● **Stated exercise**: Find how many lines hold the word "year" and give that number only.

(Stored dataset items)
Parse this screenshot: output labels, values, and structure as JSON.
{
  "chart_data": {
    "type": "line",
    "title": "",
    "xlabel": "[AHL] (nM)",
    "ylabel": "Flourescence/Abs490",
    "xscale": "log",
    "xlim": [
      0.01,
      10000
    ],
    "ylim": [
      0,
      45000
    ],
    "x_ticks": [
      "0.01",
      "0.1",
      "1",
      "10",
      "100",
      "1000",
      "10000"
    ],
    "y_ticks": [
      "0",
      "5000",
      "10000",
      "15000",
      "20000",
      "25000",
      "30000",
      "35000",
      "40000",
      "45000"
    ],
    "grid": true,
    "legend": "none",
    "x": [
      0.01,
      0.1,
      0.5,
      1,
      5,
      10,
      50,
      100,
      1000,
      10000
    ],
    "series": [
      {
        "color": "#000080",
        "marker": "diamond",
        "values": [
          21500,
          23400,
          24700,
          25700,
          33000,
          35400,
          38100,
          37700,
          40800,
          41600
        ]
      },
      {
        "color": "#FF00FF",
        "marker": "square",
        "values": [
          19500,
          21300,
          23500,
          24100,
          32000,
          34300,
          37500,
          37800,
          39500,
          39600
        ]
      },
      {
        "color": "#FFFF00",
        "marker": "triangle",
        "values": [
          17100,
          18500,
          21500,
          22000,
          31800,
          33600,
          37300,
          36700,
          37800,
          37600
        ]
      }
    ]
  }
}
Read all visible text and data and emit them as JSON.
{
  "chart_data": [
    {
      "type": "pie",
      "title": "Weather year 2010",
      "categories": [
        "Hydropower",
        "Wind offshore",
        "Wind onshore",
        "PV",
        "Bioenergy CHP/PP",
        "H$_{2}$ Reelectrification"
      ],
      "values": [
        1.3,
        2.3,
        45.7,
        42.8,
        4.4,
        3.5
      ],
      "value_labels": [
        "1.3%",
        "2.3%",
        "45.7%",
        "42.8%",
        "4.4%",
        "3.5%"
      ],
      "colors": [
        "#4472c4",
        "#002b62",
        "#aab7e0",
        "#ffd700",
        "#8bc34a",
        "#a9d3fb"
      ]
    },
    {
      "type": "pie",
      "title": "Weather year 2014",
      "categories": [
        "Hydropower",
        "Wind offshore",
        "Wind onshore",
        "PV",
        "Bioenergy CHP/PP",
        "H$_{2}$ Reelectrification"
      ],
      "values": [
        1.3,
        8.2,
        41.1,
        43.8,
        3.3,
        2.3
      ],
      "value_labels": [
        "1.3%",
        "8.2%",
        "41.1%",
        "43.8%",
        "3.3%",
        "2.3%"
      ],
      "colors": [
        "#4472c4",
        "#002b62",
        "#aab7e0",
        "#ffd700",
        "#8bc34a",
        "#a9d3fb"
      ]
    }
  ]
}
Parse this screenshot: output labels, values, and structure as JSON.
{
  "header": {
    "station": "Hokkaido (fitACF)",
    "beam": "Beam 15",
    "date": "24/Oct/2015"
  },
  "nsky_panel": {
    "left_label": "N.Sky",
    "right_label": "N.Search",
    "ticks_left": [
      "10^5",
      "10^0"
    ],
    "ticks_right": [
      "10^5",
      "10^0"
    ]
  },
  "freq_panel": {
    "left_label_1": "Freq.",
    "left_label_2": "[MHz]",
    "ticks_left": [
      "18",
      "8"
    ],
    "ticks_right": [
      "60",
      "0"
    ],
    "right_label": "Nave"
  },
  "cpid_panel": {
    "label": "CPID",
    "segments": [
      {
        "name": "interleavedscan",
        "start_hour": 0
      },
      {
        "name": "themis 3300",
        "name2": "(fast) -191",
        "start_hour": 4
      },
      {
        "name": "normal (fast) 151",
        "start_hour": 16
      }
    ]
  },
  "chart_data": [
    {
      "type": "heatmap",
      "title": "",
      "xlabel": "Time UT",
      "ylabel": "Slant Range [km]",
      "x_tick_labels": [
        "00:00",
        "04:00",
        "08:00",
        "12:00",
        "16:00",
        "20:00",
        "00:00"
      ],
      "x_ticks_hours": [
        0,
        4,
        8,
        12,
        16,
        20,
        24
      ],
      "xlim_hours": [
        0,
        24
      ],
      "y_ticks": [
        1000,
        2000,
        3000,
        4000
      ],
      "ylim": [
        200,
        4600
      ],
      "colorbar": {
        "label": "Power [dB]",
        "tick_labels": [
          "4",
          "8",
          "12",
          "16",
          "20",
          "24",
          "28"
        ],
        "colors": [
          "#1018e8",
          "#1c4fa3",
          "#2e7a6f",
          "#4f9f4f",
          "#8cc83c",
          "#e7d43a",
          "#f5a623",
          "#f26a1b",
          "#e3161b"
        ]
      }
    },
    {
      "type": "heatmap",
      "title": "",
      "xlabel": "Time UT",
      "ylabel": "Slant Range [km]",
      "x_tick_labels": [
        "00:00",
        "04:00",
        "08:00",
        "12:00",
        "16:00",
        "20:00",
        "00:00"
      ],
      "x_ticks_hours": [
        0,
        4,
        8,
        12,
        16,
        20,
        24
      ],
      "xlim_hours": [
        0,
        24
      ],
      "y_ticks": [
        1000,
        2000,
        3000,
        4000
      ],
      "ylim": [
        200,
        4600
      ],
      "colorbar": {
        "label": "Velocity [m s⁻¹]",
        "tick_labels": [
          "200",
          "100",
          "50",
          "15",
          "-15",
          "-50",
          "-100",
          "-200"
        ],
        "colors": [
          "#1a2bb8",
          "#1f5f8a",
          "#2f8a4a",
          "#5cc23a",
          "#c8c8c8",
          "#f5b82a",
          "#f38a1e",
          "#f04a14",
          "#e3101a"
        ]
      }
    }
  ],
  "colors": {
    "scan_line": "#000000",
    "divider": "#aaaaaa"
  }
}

● **Answer to this exercise**: 2